__DIRECTIONS__:
Identify, in the records below, every line where the string "title" appears, and copy each such line.

__DATA PROVIDED__:
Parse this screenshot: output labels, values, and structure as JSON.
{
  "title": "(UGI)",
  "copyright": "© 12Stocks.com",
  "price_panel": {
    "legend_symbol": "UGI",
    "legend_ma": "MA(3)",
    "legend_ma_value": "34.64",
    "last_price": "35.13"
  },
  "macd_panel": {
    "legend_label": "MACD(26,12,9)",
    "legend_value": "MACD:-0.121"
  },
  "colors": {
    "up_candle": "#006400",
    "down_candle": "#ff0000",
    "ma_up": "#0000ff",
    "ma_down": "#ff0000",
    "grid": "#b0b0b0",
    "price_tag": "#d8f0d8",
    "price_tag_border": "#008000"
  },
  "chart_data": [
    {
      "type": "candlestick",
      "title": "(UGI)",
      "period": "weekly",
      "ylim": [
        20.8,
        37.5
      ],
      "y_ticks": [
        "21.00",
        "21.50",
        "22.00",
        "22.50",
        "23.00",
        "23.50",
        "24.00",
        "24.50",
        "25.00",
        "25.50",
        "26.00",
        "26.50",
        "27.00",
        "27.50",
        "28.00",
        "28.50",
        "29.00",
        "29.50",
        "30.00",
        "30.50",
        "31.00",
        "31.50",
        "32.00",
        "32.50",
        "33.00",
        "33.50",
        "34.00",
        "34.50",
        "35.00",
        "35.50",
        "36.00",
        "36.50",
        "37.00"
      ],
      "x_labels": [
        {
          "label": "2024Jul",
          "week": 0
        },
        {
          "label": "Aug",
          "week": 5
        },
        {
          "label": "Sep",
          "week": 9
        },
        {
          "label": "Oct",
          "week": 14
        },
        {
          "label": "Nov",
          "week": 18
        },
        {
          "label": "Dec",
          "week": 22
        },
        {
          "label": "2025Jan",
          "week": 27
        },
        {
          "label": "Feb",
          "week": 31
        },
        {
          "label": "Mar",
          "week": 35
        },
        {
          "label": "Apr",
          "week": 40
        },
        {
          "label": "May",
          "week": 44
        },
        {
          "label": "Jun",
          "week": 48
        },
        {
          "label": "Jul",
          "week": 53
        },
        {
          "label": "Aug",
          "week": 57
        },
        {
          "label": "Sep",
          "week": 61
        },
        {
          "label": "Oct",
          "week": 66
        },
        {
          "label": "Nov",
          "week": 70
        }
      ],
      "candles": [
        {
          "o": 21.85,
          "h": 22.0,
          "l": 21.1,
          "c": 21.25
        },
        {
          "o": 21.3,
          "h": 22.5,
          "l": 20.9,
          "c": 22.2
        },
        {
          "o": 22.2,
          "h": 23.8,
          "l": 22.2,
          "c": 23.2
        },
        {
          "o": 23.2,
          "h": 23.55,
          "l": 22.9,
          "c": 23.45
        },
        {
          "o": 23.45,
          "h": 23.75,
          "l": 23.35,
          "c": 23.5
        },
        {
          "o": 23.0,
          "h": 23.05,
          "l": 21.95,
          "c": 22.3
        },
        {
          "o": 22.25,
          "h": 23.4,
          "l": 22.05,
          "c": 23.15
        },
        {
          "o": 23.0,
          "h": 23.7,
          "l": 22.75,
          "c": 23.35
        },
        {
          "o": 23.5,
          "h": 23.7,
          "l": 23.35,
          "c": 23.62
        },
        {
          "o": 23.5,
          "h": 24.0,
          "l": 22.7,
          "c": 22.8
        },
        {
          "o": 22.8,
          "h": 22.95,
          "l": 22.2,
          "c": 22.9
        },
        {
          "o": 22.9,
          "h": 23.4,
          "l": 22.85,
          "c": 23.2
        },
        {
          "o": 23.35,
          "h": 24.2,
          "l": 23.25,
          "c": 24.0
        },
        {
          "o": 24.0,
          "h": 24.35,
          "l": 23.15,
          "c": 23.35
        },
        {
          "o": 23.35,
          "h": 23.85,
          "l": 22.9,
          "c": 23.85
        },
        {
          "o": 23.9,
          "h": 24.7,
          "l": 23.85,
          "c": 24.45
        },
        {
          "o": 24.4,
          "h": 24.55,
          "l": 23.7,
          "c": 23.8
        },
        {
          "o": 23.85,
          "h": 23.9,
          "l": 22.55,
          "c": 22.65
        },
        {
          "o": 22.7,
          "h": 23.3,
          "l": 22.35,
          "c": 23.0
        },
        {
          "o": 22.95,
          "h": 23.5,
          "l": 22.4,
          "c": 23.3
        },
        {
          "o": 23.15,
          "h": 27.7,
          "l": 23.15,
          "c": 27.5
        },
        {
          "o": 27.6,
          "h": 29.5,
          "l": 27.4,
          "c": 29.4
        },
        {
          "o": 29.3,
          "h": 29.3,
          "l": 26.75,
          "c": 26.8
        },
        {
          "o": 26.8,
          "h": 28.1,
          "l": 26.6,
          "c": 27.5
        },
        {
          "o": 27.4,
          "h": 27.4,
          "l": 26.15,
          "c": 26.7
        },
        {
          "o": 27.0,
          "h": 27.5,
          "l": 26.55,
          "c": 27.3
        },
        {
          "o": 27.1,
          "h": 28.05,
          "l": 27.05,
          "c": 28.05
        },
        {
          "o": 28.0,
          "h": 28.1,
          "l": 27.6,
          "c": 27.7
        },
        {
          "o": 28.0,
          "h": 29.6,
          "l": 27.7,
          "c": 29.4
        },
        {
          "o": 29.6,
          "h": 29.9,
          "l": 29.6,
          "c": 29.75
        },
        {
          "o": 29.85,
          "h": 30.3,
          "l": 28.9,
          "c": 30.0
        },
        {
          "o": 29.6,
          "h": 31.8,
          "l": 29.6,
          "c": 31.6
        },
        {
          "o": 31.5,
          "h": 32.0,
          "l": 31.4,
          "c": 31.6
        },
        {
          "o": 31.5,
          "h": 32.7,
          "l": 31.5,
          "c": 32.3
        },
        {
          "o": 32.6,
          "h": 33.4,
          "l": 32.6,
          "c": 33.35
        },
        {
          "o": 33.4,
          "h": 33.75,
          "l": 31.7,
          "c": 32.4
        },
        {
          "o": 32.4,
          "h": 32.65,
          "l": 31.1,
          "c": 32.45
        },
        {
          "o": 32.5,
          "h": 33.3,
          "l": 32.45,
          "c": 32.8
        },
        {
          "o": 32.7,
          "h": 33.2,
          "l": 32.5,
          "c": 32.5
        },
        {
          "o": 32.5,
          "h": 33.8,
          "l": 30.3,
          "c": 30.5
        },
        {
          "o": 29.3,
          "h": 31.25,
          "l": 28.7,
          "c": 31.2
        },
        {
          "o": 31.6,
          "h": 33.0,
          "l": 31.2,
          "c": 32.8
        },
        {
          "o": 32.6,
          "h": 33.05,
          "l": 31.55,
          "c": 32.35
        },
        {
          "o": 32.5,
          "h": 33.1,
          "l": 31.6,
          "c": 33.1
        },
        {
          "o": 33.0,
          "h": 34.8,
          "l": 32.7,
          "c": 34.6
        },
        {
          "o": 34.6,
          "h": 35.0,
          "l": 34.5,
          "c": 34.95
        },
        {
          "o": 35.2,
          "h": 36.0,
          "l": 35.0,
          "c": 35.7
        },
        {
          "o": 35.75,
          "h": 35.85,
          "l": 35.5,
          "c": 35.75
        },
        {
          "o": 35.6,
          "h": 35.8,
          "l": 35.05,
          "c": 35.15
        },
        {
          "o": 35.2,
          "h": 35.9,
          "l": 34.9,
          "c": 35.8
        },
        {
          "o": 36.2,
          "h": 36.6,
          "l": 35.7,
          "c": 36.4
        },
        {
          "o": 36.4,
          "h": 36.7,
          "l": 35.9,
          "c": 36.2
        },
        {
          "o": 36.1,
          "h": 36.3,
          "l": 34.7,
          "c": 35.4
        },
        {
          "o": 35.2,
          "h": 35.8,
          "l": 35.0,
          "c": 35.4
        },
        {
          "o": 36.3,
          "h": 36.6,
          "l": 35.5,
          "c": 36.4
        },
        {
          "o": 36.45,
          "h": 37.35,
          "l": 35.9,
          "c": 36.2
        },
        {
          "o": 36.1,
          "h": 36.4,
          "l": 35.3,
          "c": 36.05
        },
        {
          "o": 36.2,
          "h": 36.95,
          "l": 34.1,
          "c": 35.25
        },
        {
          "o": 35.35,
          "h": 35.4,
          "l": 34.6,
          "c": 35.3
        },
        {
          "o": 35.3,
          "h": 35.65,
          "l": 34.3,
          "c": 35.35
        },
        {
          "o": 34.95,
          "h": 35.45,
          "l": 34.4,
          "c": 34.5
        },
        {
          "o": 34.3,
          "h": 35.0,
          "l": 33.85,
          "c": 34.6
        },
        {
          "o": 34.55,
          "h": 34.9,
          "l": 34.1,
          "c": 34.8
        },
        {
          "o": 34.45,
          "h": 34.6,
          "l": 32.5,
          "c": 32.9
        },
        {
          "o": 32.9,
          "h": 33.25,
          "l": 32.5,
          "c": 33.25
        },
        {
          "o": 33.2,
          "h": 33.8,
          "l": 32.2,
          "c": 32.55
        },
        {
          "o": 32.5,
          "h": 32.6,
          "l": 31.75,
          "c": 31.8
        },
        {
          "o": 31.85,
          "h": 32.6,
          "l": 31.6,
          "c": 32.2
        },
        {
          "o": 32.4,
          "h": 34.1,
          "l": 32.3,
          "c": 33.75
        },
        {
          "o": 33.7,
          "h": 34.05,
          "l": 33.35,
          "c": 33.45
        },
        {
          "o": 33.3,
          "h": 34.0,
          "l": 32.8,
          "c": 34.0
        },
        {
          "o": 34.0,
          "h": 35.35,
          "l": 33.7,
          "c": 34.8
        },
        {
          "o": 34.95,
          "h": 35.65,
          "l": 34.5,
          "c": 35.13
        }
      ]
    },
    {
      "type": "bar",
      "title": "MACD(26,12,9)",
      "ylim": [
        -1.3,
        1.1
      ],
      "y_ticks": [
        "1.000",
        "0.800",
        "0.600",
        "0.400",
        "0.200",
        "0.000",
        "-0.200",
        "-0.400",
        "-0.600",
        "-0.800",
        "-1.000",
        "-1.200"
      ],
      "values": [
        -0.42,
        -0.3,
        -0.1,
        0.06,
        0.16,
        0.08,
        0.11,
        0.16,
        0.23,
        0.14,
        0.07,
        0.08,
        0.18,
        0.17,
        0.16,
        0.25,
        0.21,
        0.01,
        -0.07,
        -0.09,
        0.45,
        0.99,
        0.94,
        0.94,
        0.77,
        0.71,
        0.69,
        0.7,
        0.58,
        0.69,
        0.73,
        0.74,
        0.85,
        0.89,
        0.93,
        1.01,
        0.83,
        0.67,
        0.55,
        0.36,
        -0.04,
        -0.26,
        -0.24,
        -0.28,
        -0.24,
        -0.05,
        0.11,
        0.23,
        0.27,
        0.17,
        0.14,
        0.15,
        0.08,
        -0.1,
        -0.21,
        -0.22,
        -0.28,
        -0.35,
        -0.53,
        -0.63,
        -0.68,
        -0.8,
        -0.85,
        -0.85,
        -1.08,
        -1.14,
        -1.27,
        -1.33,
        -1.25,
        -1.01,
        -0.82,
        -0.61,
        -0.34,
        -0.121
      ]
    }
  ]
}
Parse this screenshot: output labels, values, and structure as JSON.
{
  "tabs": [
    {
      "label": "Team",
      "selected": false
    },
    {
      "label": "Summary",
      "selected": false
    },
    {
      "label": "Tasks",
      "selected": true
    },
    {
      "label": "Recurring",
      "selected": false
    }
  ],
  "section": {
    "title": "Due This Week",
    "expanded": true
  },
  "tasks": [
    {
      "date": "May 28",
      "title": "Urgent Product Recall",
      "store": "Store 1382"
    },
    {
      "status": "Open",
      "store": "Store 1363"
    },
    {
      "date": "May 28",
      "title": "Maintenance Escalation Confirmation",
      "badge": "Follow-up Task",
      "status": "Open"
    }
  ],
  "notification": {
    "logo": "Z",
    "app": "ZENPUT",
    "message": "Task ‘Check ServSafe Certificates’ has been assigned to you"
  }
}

__WRITTEN REPLY__:
  "title": "(UGI)",
      "title": "(UGI)",
      "title": "MACD(26,12,9)",
    "title": "Due This Week",
      "title": "Urgent Product Recall",
      "title": "Maintenance Escalation Confirmation",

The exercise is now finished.